## WHAT TO DO
1. According to the Gulf Coast Council text, in what city is the council service center located?
2. In one to three sentences, explain how the Gulf Coast Council text accounts for the council's name.
3. Transcribe the stretch of the Gulf Coast Council text from "Gulf Coast Council of" through "the United States.".

## TEXT EXTRACT
※

Gulf Coast Council of the Boy Scouts of America serves over 5,000 youth in traditional Scouting and in Learning for Life programs 11 counties of the Florida panhandle and three counties in Alabama. The council service center is located in Pensacola, Florida. The council's name refers to the Gulf Coast of the United States.

History
Scouting was active in the area as early as 1909 through the YMCA, but the first council to serve a portion of the current council territory was the Pensacola Council chartered as a second class council in Pensacola in 1914. The council only lasted until 1916 and afterwards area troops were served by the BSA's Direct Service. In 1926 the Choctawhatchee Council (#726) out of Dothan, Alabama added Panama City, Florida Scouts. In 1927 the Satsumaland Council (#773) was formed and included three Florida and two Alabama counties. In 1930 the Alabama counties became part of the Mobile Area Council. In July 1934 seven additional Florida counties were moved the Satsumaland Council. In 1935 the Alabama counties were added back into the council's service area and the name was changed to the Gulf Coast Council. On January 30, 1935 a corporate charter was filed with the State of Florida.

※

## RAW RECORDS
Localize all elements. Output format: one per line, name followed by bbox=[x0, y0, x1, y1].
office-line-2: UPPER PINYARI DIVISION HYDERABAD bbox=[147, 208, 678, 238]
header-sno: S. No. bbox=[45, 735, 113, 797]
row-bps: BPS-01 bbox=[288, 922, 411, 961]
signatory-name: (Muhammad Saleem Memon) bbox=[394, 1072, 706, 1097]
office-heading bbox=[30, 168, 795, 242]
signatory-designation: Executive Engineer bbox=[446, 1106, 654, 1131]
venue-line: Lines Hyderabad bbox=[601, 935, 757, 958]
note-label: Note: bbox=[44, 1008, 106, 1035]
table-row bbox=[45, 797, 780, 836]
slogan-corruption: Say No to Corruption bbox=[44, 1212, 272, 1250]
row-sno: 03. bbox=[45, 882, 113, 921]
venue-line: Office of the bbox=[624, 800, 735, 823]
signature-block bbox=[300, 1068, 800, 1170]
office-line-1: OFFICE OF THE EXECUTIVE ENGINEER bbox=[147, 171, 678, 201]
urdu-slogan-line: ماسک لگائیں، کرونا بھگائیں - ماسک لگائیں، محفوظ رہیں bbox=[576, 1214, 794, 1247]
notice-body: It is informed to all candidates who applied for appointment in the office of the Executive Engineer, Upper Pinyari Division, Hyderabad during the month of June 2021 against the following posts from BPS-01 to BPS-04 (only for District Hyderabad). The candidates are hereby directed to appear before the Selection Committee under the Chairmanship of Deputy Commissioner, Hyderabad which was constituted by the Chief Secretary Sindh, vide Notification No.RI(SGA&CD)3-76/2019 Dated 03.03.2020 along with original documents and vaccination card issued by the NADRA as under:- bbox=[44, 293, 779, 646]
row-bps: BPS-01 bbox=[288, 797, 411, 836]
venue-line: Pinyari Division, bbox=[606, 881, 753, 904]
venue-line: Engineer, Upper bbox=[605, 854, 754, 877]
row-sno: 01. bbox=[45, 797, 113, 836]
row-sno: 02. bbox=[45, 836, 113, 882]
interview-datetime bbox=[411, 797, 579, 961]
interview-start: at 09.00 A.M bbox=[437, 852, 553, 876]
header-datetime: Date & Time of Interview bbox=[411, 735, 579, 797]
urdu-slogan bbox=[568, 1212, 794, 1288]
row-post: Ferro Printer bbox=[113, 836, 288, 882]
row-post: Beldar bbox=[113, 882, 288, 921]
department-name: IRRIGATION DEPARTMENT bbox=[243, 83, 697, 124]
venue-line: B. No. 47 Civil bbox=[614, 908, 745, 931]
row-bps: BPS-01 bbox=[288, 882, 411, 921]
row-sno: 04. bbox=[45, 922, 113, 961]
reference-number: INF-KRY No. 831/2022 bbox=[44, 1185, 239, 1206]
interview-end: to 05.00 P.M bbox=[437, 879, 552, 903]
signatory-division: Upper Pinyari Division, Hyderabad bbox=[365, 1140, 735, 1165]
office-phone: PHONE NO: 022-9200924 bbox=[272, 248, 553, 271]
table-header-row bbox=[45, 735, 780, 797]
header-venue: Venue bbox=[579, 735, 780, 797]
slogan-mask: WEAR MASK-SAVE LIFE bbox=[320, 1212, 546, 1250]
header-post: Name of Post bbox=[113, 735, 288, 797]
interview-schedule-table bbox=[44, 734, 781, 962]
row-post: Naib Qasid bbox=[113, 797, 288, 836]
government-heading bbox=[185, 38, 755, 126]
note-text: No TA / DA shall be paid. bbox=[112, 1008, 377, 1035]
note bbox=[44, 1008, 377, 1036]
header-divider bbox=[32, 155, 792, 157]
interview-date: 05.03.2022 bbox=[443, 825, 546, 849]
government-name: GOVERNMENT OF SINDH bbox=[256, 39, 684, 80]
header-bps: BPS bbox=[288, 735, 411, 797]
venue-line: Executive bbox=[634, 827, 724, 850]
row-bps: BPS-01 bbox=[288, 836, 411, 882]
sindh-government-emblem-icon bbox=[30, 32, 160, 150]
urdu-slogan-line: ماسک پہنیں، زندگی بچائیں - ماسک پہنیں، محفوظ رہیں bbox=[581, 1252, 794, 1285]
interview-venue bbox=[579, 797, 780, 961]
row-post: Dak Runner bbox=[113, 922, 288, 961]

※

## ANSWERS BY TASK
1. Pensacola, Florida.

2. The council's name refers to the Gulf Coast of the United States. The name was adopted in 1935, when the Alabama counties were added back into the Satsumaland Council's service area and the council was renamed the Gulf Coast Council.

3.
Gulf Coast Council of the Boy Scouts of America serves over 5,000 youth in traditional Scouting and in Learning for Life programs 11 counties of the Florida panhandle and three counties in Alabama. The council service center is located in Pensacola, Florida. The council's name refers to the Gulf Coast of the United States.